* [PASSAGE PROVIDED]:
◆ ◆ ◆ ◆ ◆ ◆ ◆

Rosenberg’s view is shared by other brokerage firms. Michael Condon, a sales consultant for Coldwell Banker in Torrance, said that he estimates the present vacancy rate at 18% to 20% and that it could drop to as low as 15% as a number of firms, particularly aerospace and electronics companies, continue to lease new office space.

For example, Condon said, TRW Inc., an aerospace conglomerate based in Redondo Beach, has announced that it intends to lease 400,000 square feet of new office space now under construction in Redondo Beach, and Hughes Aircraft Co. has decided to lease space in the area.

While an exact figure was not immediately available, a TRW spokeswoman said that her firm has leased more space in the area as its work load has increased, and cited the contract that TRW was awarded in July, 1984, by the Department of Defense to build a new generation of communications satellites. A Hughes spokesman confirmed that that company will lease about 1 million square feet in Torrance, El Segundo and Manhattan Beach.

◆ ◆ ◆ ◆ ◆ ◆ ◆

Collection entries
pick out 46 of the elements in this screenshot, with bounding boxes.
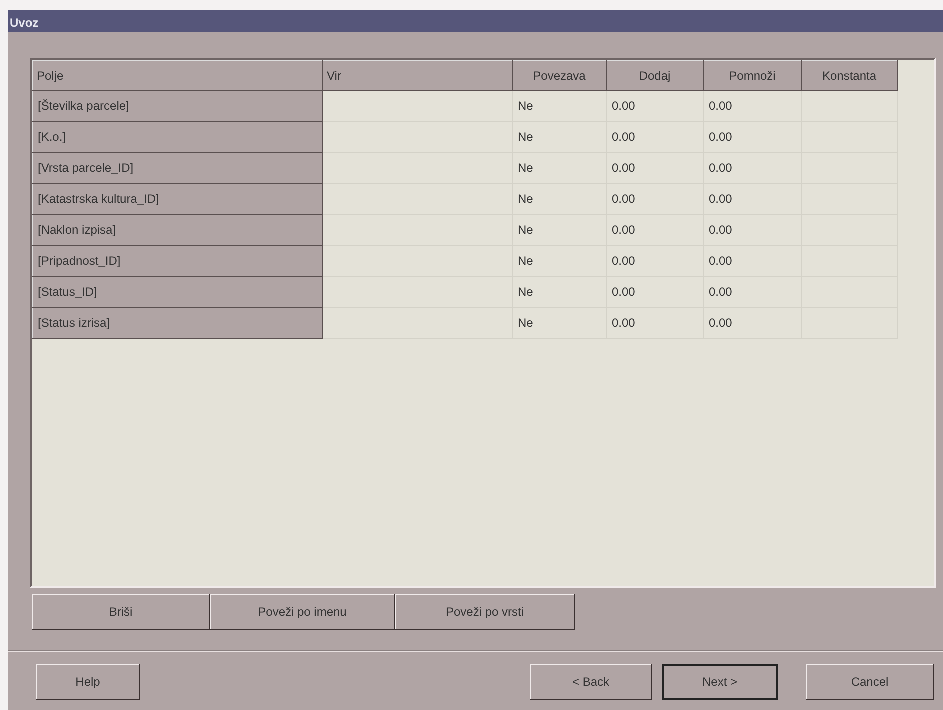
table-cell: Ne <box>512 90 606 122</box>
table-cell: Ne <box>512 308 606 338</box>
table-cell: 0.00 <box>704 90 802 122</box>
table-cell: 0.00 <box>606 276 704 308</box>
back-button[interactable]: < Back <box>530 664 652 700</box>
column-header[interactable]: Dodaj <box>606 60 704 90</box>
table-cell: Ne <box>512 184 606 214</box>
table-cell: 0.00 <box>606 122 704 152</box>
table-cell: 0.00 <box>704 214 802 246</box>
table-cell: 0.00 <box>606 308 704 338</box>
field-name-cell: [Katastrska kultura_ID] <box>32 184 322 214</box>
action-button[interactable]: Poveži po vrsti <box>395 594 575 630</box>
table-cell: Ne <box>512 214 606 246</box>
table-cell: 0.00 <box>704 184 802 214</box>
column-header[interactable]: Povezava <box>512 60 606 90</box>
field-name-cell: [Številka parcele] <box>32 90 322 122</box>
column-header[interactable]: Konstanta <box>802 60 898 90</box>
table-cell: 0.00 <box>704 276 802 308</box>
cancel-button[interactable]: Cancel <box>806 664 934 700</box>
column-header[interactable]: Polje <box>32 60 322 90</box>
table-cell: Ne <box>512 152 606 184</box>
help-button[interactable]: Help <box>36 664 140 700</box>
table-cell: 0.00 <box>704 152 802 184</box>
field-name-cell: [Status izrisa] <box>32 308 322 338</box>
field-name-cell: [Pripadnost_ID] <box>32 246 322 276</box>
table-cell: 0.00 <box>606 246 704 276</box>
action-button[interactable]: Briši <box>32 594 210 630</box>
table-cell: Ne <box>512 276 606 308</box>
table-cell: 0.00 <box>606 90 704 122</box>
field-name-cell: [Vrsta parcele_ID] <box>32 152 322 184</box>
table-cell: 0.00 <box>606 214 704 246</box>
table-cell: 0.00 <box>606 184 704 214</box>
table-cell: 0.00 <box>704 308 802 338</box>
next-button[interactable]: Next > <box>662 664 778 700</box>
table-cell: Ne <box>512 246 606 276</box>
column-header[interactable]: Pomnoži <box>704 60 802 90</box>
window-title: Uvoz <box>8 10 943 32</box>
table-cell: 0.00 <box>704 122 802 152</box>
column-header[interactable]: Vir <box>322 60 512 90</box>
action-button[interactable]: Poveži po imenu <box>210 594 395 630</box>
table-cell: 0.00 <box>704 246 802 276</box>
field-name-cell: [Naklon izpisa] <box>32 214 322 246</box>
field-name-cell: [Status_ID] <box>32 276 322 308</box>
field-name-cell: [K.o.] <box>32 122 322 152</box>
table-cell: Ne <box>512 122 606 152</box>
table-cell: 0.00 <box>606 152 704 184</box>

◆ ◆ ◆ ◆ ◆ ◆ ◆

* [TO BE DONE]:
1/ Print the passage on office leasing from "While an exact" to "and Manhattan Beach.", inclusive.
2/ In the rows, switch "Dodaj" to "Seštej" and give back only the lines between the lines holding "table-cell: Ne <box>512 90 606 122</box>" and "table-cell: Ne <box>512 184 606 214</box>", inclusive, with everything else left as it is.
The passage on office leasing has no connection to the rows.

* [SOLUTION SET]:
1/
While an exact figure was not immediately available, a TRW spokeswoman said that her firm has leased more space in the area as its work load has increased, and cited the contract that TRW was awarded in July, 1984, by the Department of Defense to build a new generation of communications satellites. A Hughes spokesman confirmed that that company will lease about 1 million square feet in Torrance, El Segundo and Manhattan Beach.

2/
table-cell: Ne <box>512 90 606 122</box>
table-cell: Ne <box>512 308 606 338</box>
table-cell: 0.00 <box>704 90 802 122</box>
table-cell: 0.00 <box>606 276 704 308</box>
back-button[interactable]: < Back <box>530 664 652 700</box>
column-header[interactable]: Seštej <box>606 60 704 90</box>
table-cell: Ne <box>512 184 606 214</box>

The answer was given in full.